# [STATED PROBLEM]
Copy every line from the data below in which the string "Loss" can be found.

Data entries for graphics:
################
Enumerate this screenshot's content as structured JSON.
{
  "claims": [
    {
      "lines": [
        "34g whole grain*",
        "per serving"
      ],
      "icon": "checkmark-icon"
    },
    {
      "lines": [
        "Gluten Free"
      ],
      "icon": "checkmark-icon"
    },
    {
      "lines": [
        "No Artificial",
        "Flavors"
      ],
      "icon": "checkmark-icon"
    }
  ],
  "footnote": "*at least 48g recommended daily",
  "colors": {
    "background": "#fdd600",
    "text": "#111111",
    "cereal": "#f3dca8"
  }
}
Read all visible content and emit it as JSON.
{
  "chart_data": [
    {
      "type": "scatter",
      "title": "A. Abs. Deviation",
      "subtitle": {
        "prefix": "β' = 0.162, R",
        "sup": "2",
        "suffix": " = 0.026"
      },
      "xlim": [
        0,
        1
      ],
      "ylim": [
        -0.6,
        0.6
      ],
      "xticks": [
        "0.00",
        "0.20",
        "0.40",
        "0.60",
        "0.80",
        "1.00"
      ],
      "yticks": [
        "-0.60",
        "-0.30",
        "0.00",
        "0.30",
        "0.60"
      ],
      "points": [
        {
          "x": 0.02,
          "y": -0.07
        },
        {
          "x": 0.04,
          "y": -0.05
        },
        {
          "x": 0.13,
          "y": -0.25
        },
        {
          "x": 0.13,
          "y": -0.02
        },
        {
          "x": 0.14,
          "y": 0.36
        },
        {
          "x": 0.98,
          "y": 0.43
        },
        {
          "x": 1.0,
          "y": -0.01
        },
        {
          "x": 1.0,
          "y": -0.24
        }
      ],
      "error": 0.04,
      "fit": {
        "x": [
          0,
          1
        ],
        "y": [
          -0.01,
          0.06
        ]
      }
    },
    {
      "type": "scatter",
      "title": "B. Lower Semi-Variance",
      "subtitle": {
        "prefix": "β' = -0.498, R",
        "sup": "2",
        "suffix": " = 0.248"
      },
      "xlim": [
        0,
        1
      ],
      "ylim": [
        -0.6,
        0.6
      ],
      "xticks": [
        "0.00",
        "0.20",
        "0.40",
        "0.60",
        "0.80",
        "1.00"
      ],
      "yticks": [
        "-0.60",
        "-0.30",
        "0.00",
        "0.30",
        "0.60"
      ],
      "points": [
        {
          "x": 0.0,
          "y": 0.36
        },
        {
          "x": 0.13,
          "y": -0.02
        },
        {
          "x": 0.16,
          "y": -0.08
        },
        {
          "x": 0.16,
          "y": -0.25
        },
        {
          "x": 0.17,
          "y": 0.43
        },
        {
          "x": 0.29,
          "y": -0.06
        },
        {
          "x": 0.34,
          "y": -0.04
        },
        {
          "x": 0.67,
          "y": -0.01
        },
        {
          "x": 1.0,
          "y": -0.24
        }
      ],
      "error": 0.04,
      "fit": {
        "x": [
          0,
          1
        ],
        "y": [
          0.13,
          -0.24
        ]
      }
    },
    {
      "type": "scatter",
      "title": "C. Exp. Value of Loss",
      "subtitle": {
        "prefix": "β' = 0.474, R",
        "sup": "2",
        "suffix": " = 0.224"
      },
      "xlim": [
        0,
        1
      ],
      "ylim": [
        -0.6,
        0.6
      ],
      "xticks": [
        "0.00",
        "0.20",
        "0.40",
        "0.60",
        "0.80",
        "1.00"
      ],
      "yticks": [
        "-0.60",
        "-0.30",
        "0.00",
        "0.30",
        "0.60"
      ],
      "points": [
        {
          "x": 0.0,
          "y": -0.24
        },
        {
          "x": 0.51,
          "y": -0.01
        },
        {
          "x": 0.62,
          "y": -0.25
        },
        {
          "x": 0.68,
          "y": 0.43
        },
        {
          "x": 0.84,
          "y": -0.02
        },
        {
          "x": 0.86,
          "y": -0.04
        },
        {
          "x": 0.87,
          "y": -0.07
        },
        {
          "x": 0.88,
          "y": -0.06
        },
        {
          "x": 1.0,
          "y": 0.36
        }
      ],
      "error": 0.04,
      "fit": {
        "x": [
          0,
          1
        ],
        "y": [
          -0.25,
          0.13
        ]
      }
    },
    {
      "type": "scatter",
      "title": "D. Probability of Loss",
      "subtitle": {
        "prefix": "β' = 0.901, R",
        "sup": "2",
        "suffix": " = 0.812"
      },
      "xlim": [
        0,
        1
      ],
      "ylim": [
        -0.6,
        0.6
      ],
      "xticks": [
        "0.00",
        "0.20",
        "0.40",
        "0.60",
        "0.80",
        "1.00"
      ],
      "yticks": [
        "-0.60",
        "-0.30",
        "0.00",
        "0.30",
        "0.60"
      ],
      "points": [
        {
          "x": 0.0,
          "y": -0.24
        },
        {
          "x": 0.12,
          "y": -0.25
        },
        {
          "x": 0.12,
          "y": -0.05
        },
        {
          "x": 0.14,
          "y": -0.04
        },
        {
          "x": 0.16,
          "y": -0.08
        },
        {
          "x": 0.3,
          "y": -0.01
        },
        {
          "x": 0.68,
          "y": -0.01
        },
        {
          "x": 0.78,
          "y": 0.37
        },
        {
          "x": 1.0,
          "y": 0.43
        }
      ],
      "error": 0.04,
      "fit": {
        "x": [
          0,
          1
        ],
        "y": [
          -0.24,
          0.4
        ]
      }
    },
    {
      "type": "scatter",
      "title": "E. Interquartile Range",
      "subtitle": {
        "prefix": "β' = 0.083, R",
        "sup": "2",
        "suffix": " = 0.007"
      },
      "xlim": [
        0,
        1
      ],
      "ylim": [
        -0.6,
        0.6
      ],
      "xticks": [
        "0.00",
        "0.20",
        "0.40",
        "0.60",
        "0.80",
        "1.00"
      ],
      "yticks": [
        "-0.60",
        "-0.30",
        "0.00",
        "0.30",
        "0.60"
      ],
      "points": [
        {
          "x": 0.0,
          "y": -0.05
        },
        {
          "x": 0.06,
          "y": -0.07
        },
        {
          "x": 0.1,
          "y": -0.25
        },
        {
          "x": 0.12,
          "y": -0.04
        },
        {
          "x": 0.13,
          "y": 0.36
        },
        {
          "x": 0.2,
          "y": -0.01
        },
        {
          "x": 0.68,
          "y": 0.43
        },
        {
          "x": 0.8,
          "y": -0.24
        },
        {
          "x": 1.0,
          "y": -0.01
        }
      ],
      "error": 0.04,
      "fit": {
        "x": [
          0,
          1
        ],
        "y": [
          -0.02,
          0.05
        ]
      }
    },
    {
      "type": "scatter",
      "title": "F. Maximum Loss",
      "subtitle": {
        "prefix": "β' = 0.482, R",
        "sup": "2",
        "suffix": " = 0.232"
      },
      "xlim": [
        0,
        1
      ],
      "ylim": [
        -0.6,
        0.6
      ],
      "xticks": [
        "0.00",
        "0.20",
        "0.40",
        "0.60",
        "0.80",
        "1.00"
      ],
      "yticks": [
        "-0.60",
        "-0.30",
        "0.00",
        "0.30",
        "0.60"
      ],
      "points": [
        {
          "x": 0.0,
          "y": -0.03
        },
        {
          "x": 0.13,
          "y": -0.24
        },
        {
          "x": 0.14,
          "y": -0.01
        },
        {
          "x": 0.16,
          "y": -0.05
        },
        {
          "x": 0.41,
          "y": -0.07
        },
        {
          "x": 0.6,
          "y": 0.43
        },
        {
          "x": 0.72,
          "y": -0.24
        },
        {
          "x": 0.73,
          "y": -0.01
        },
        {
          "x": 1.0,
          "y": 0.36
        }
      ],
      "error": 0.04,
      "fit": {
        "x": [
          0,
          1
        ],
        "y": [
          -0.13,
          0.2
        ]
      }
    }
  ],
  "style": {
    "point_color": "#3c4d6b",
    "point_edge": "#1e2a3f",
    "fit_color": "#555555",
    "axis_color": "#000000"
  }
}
################
# [SOLUTION BELOW]
      "title": "C. Exp. Value of Loss",
      "title": "D. Probability of Loss",
      "title": "F. Maximum Loss",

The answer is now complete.